Lines of data
......

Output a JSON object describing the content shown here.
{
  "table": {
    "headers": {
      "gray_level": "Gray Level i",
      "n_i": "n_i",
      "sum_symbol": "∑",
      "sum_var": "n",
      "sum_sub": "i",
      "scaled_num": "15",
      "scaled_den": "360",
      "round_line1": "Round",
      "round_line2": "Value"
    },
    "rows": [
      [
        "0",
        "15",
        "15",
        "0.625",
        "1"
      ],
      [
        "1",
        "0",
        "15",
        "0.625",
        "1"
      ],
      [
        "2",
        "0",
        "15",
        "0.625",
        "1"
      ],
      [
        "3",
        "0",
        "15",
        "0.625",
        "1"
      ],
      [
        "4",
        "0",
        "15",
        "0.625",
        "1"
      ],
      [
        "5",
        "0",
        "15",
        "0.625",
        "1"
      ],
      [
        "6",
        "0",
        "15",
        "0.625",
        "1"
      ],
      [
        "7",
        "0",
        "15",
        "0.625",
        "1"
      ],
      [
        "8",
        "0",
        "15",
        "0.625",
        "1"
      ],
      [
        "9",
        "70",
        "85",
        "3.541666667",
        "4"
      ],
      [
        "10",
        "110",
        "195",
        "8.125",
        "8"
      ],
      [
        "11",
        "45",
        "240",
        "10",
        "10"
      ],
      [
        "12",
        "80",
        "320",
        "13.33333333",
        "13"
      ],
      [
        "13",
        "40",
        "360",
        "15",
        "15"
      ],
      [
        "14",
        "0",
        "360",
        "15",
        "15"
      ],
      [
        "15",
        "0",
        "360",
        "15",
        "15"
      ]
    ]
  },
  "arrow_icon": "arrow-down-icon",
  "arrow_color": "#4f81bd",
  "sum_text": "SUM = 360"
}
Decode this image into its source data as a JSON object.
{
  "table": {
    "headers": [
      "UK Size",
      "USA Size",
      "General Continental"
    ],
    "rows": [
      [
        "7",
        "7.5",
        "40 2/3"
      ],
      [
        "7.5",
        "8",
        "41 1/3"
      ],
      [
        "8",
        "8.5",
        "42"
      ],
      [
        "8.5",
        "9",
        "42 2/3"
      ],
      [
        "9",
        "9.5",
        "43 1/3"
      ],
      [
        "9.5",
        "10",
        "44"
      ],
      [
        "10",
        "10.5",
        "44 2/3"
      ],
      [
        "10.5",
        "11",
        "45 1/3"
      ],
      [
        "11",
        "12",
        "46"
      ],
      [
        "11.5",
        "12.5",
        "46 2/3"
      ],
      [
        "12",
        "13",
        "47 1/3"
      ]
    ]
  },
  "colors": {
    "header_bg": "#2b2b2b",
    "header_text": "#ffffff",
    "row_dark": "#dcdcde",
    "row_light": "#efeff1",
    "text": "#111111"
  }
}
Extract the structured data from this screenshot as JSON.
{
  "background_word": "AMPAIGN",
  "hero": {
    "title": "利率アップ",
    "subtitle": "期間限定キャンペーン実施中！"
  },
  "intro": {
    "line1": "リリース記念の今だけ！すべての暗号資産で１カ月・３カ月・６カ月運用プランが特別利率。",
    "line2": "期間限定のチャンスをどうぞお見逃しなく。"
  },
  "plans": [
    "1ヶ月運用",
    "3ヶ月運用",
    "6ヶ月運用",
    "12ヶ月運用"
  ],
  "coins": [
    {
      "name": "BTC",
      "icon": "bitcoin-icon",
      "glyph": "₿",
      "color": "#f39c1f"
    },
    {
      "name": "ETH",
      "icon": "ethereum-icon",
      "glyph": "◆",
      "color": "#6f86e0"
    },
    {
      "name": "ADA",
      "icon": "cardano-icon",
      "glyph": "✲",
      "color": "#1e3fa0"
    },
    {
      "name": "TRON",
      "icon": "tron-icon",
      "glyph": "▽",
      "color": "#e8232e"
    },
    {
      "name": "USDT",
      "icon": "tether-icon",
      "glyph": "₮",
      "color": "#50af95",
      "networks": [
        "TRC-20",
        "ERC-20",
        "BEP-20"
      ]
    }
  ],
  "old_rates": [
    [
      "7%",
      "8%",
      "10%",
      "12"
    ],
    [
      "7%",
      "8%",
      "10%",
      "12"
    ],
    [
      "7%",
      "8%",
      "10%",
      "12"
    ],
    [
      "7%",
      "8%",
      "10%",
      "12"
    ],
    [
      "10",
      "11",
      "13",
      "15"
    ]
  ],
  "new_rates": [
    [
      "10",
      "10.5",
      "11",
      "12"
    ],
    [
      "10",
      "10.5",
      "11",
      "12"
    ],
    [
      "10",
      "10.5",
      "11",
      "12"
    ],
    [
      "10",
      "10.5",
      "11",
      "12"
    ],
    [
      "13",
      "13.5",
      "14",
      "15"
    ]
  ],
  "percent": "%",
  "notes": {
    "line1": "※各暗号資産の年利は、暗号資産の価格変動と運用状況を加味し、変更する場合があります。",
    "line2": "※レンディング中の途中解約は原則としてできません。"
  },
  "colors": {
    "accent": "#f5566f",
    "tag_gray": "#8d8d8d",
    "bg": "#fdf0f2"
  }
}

......

→ **What is required**
Copy each record from above exactly, and include every line.

→ **Response**
Output a JSON object describing the content shown here.
{
  "table": {
    "headers": {
      "gray_level": "Gray Level i",
      "n_i": "n_i",
      "sum_symbol": "∑",
      "sum_var": "n",
      "sum_sub": "i",
      "scaled_num": "15",
      "scaled_den": "360",
      "round_line1": "Round",
      "round_line2": "Value"
    },
    "rows": [
      [
        "0",
        "15",
        "15",
        "0.625",
        "1"
      ],
      [
        "1",
        "0",
        "15",
        "0.625",
        "1"
      ],
      [
        "2",
        "0",
        "15",
        "0.625",
        "1"
      ],
      [
        "3",
        "0",
        "15",
        "0.625",
        "1"
      ],
      [
        "4",
        "0",
        "15",
        "0.625",
        "1"
      ],
      [
        "5",
        "0",
        "15",
        "0.625",
        "1"
      ],
      [
        "6",
        "0",
        "15",
        "0.625",
        "1"
      ],
      [
        "7",
        "0",
        "15",
        "0.625",
        "1"
      ],
      [
        "8",
        "0",
        "15",
        "0.625",
        "1"
      ],
      [
        "9",
        "70",
        "85",
        "3.541666667",
        "4"
      ],
      [
        "10",
        "110",
        "195",
        "8.125",
        "8"
      ],
      [
        "11",
        "45",
        "240",
        "10",
        "10"
      ],
      [
        "12",
        "80",
        "320",
        "13.33333333",
        "13"
      ],
      [
        "13",
        "40",
        "360",
        "15",
        "15"
      ],
      [
        "14",
        "0",
        "360",
        "15",
        "15"
      ],
      [
        "15",
        "0",
        "360",
        "15",
        "15"
      ]
    ]
  },
  "arrow_icon": "arrow-down-icon",
  "arrow_color": "#4f81bd",
  "sum_text": "SUM = 360"
}
Decode this image into its source data as a JSON object.
{
  "table": {
    "headers": [
      "UK Size",
      "USA Size",
      "General Continental"
    ],
    "rows": [
      [
        "7",
        "7.5",
        "40 2/3"
      ],
      [
        "7.5",
        "8",
        "41 1/3"
      ],
      [
        "8",
        "8.5",
        "42"
      ],
      [
        "8.5",
        "9",
        "42 2/3"
      ],
      [
        "9",
        "9.5",
        "43 1/3"
      ],
      [
        "9.5",
        "10",
        "44"
      ],
      [
        "10",
        "10.5",
        "44 2/3"
      ],
      [
        "10.5",
        "11",
        "45 1/3"
      ],
      [
        "11",
        "12",
        "46"
      ],
      [
        "11.5",
        "12.5",
        "46 2/3"
      ],
      [
        "12",
        "13",
        "47 1/3"
      ]
    ]
  },
  "colors": {
    "header_bg": "#2b2b2b",
    "header_text": "#ffffff",
    "row_dark": "#dcdcde",
    "row_light": "#efeff1",
    "text": "#111111"
  }
}
Extract the structured data from this screenshot as JSON.
{
  "background_word": "AMPAIGN",
  "hero": {
    "title": "利率アップ",
    "subtitle": "期間限定キャンペーン実施中！"
  },
  "intro": {
    "line1": "リリース記念の今だけ！すべての暗号資産で１カ月・３カ月・６カ月運用プランが特別利率。",
    "line2": "期間限定のチャンスをどうぞお見逃しなく。"
  },
  "plans": [
    "1ヶ月運用",
    "3ヶ月運用",
    "6ヶ月運用",
    "12ヶ月運用"
  ],
  "coins": [
    {
      "name": "BTC",
      "icon": "bitcoin-icon",
      "glyph": "₿",
      "color": "#f39c1f"
    },
    {
      "name": "ETH",
      "icon": "ethereum-icon",
      "glyph": "◆",
      "color": "#6f86e0"
    },
    {
      "name": "ADA",
      "icon": "cardano-icon",
      "glyph": "✲",
      "color": "#1e3fa0"
    },
    {
      "name": "TRON",
      "icon": "tron-icon",
      "glyph": "▽",
      "color": "#e8232e"
    },
    {
      "name": "USDT",
      "icon": "tether-icon",
      "glyph": "₮",
      "color": "#50af95",
      "networks": [
        "TRC-20",
        "ERC-20",
        "BEP-20"
      ]
    }
  ],
  "old_rates": [
    [
      "7%",
      "8%",
      "10%",
      "12"
    ],
    [
      "7%",
      "8%",
      "10%",
      "12"
    ],
    [
      "7%",
      "8%",
      "10%",
      "12"
    ],
    [
      "7%",
      "8%",
      "10%",
      "12"
    ],
    [
      "10",
      "11",
      "13",
      "15"
    ]
  ],
  "new_rates": [
    [
      "10",
      "10.5",
      "11",
      "12"
    ],
    [
      "10",
      "10.5",
      "11",
      "12"
    ],
    [
      "10",
      "10.5",
      "11",
      "12"
    ],
    [
      "10",
      "10.5",
      "11",
      "12"
    ],
    [
      "13",
      "13.5",
      "14",
      "15"
    ]
  ],
  "percent": "%",
  "notes": {
    "line1": "※各暗号資産の年利は、暗号資産の価格変動と運用状況を加味し、変更する場合があります。",
    "line2": "※レンディング中の途中解約は原則としてできません。"
  },
  "colors": {
    "accent": "#f5566f",
    "tag_gray": "#8d8d8d",
    "bg": "#fdf0f2"
  }
}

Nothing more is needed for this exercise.